Scan the data below for the string "Educational". Copy every line where it appears.

[START OF Data entries]

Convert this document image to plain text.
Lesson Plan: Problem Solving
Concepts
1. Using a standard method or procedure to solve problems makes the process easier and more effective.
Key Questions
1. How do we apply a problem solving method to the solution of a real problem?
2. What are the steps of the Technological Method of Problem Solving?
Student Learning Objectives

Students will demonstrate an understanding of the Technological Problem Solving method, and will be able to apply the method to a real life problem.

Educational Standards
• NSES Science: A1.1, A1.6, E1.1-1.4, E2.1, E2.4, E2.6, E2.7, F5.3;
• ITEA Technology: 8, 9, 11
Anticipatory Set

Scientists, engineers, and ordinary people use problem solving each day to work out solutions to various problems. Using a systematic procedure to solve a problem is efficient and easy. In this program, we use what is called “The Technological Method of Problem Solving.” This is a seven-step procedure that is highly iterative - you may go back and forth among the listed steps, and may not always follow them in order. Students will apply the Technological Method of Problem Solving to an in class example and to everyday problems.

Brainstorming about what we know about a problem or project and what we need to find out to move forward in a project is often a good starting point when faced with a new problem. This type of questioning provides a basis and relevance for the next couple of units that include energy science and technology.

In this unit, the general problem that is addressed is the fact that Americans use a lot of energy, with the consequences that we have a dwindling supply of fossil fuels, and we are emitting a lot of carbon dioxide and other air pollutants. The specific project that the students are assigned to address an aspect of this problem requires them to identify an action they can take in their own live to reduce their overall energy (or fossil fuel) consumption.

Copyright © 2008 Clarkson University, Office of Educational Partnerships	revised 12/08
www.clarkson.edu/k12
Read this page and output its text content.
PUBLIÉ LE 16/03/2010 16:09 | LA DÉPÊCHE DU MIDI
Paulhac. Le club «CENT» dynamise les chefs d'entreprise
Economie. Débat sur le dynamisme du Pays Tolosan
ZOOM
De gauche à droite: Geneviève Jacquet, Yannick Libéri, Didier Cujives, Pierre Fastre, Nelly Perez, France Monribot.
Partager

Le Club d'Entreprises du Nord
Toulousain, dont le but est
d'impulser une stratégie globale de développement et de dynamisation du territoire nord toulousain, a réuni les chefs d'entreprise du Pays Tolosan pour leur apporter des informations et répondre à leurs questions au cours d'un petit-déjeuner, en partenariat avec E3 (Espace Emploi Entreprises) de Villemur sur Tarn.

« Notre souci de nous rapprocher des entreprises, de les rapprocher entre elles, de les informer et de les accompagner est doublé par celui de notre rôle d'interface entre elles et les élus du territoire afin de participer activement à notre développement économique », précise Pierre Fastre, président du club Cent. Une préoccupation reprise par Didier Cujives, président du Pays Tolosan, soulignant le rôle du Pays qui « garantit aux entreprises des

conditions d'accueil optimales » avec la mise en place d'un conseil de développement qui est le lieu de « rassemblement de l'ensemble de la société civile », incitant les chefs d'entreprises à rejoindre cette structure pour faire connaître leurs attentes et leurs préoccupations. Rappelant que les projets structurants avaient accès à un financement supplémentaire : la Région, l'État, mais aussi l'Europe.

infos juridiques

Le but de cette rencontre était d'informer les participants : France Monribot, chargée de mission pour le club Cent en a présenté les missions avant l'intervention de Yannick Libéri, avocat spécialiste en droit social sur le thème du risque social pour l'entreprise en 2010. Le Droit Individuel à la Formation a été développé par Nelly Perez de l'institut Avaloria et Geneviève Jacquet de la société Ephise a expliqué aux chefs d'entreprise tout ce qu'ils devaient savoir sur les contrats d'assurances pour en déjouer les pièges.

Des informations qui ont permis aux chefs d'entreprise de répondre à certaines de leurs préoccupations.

[END OF Data entries]

■ **Answer to the problem**
Educational Standards
Copyright © 2008 Clarkson University, Office of Educational Partnerships	revised 12/08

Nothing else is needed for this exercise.